● Exercise aim: Find each line with the word "footer" and copy it.

>> start Source material

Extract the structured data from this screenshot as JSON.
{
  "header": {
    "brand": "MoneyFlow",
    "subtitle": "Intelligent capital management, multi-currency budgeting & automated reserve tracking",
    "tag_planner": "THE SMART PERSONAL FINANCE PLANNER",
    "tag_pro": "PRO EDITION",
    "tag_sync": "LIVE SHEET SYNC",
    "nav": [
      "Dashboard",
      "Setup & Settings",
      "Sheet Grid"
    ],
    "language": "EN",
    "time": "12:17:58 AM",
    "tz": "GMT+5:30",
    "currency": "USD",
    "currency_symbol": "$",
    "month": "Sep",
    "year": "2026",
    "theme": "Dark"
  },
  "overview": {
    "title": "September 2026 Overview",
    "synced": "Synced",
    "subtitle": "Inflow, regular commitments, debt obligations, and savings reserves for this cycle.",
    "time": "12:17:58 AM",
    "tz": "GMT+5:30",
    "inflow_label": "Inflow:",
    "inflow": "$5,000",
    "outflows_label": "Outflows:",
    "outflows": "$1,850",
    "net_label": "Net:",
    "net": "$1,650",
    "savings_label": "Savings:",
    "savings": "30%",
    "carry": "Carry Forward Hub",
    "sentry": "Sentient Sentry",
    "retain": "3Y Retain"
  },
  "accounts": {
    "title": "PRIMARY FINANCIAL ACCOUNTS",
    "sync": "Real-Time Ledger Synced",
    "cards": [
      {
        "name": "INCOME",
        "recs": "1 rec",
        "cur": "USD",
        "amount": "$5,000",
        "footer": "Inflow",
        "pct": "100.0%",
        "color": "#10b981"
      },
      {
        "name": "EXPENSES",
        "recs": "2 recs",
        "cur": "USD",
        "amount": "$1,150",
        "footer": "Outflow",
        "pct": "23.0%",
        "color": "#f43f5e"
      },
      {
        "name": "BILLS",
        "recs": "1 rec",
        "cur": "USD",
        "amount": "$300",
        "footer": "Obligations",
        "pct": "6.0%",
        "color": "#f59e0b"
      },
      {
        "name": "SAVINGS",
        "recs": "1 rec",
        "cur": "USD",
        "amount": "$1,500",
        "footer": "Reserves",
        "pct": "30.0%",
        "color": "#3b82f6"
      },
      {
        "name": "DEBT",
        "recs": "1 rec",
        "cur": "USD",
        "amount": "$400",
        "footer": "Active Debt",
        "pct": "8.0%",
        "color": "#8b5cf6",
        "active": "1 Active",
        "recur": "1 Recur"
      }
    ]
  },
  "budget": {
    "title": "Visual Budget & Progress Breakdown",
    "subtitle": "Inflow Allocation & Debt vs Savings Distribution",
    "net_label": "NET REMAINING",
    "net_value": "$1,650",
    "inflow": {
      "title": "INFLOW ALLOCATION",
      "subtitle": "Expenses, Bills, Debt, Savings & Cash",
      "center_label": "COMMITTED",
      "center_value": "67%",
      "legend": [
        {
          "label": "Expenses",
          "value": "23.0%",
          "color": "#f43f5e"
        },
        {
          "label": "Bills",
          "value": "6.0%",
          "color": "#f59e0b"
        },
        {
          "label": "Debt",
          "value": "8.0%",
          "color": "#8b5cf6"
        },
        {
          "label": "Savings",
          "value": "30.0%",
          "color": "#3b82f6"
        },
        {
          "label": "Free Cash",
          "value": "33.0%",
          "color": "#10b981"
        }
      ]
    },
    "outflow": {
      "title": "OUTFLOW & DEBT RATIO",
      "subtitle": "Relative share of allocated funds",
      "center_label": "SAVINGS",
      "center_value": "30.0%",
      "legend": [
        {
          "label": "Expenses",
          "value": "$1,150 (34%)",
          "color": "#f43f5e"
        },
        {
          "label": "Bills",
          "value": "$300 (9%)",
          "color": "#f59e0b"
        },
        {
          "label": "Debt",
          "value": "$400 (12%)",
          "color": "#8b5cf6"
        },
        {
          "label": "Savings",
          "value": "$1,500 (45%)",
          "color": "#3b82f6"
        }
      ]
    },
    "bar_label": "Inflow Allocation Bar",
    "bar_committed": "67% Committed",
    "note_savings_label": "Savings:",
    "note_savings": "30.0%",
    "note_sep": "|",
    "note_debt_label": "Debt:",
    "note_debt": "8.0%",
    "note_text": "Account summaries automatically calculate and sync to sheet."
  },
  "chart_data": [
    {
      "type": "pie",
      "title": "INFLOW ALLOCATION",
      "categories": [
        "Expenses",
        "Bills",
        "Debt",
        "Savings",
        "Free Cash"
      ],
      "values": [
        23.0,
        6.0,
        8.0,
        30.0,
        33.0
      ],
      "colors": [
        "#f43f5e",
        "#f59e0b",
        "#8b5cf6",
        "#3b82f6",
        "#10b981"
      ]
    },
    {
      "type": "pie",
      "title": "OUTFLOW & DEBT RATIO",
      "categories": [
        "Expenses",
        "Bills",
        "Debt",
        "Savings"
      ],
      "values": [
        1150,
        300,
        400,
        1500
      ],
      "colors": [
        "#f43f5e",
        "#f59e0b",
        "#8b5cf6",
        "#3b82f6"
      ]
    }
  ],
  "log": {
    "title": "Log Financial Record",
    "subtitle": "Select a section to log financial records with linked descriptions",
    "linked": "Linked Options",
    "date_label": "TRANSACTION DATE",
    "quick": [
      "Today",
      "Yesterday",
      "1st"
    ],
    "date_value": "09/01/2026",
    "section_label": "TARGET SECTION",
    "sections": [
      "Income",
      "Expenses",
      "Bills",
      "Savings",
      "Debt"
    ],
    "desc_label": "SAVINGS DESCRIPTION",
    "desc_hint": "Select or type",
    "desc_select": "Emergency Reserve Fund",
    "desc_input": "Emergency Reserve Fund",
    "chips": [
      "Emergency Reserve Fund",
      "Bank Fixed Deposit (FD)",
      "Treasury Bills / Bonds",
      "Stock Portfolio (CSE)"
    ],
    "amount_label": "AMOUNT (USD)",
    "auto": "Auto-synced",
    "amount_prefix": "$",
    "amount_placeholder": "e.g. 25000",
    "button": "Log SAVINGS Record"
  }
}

>> end Source material

● Solution to the exercise:
        "footer": "Inflow",
        "footer": "Outflow",
        "footer": "Obligations",
        "footer": "Reserves",
        "footer": "Active Debt",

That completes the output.